[START]

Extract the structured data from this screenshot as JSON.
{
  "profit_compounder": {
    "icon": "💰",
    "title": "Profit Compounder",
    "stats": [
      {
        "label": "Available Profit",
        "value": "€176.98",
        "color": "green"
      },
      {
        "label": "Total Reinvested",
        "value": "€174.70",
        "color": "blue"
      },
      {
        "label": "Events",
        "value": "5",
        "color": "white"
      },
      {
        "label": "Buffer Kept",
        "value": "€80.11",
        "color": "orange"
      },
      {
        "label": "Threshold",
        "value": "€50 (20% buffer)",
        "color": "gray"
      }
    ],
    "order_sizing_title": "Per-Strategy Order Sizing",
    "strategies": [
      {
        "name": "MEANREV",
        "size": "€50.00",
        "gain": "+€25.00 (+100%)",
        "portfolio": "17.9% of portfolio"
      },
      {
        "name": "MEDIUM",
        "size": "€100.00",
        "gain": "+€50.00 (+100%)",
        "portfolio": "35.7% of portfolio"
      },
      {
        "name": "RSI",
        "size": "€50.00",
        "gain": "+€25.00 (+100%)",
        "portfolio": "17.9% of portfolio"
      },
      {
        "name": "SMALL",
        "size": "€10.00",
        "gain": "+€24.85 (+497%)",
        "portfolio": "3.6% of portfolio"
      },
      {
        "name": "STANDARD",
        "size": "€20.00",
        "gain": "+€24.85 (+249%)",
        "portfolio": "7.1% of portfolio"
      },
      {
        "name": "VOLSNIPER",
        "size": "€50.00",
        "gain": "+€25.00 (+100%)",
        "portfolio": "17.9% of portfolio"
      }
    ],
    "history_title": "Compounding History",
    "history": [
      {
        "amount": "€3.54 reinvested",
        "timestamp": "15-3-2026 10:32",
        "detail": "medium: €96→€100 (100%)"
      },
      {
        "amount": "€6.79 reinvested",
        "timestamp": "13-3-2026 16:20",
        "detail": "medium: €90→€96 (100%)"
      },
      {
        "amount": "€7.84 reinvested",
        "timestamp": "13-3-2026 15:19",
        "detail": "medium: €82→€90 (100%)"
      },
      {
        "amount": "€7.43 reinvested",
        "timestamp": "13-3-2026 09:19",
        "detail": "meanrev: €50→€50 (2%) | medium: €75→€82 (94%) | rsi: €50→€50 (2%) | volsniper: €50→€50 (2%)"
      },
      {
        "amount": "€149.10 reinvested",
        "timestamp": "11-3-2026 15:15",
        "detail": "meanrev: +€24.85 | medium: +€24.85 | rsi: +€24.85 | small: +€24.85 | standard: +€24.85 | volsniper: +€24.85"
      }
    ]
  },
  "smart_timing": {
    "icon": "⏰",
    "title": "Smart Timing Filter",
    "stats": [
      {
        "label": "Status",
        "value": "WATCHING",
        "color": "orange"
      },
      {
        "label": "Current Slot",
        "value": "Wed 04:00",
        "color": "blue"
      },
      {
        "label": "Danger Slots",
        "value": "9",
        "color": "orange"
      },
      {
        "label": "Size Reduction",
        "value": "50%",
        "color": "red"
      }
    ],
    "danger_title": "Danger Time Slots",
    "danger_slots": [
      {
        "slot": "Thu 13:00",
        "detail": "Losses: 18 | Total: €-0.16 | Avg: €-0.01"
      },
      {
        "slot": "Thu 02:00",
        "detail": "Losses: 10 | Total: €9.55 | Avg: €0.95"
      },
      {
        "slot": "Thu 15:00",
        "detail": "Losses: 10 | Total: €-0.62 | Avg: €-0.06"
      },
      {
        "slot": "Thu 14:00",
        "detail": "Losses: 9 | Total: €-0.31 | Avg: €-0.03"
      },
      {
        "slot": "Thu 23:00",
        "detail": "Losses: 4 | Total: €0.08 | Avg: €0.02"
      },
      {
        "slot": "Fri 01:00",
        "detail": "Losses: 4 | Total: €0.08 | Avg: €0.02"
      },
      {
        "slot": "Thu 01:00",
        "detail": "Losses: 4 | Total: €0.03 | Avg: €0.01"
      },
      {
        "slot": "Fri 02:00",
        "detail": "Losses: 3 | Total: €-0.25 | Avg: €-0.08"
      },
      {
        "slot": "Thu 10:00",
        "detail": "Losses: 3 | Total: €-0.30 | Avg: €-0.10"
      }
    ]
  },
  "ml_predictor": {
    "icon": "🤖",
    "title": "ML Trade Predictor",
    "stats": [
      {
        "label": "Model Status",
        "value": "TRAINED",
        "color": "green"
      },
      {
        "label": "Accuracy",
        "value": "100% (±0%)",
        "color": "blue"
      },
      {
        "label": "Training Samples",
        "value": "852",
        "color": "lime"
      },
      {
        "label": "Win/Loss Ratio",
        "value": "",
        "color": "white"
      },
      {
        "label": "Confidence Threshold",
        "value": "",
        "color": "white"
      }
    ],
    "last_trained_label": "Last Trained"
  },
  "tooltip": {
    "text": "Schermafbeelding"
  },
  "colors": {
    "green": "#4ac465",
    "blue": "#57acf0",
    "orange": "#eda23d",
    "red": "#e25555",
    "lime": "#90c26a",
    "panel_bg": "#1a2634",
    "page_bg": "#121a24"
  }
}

[END]
[START]

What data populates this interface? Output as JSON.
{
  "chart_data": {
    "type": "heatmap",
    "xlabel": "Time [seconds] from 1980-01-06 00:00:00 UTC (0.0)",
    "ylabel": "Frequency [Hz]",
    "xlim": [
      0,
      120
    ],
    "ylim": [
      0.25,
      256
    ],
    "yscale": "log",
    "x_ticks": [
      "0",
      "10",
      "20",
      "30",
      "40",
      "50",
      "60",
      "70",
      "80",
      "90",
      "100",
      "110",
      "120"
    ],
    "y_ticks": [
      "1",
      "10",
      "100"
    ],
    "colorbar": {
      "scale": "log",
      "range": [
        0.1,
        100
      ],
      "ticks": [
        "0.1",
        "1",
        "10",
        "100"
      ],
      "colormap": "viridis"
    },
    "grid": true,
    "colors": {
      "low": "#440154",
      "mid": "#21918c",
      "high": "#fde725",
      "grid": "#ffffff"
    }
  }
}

[END]

Select and copy every line of the material that holds the string "timestamp".

        "timestamp": "15-3-2026 10:32",
        "timestamp": "13-3-2026 16:20",
        "timestamp": "13-3-2026 15:19",
        "timestamp": "13-3-2026 09:19",
        "timestamp": "11-3-2026 15:15",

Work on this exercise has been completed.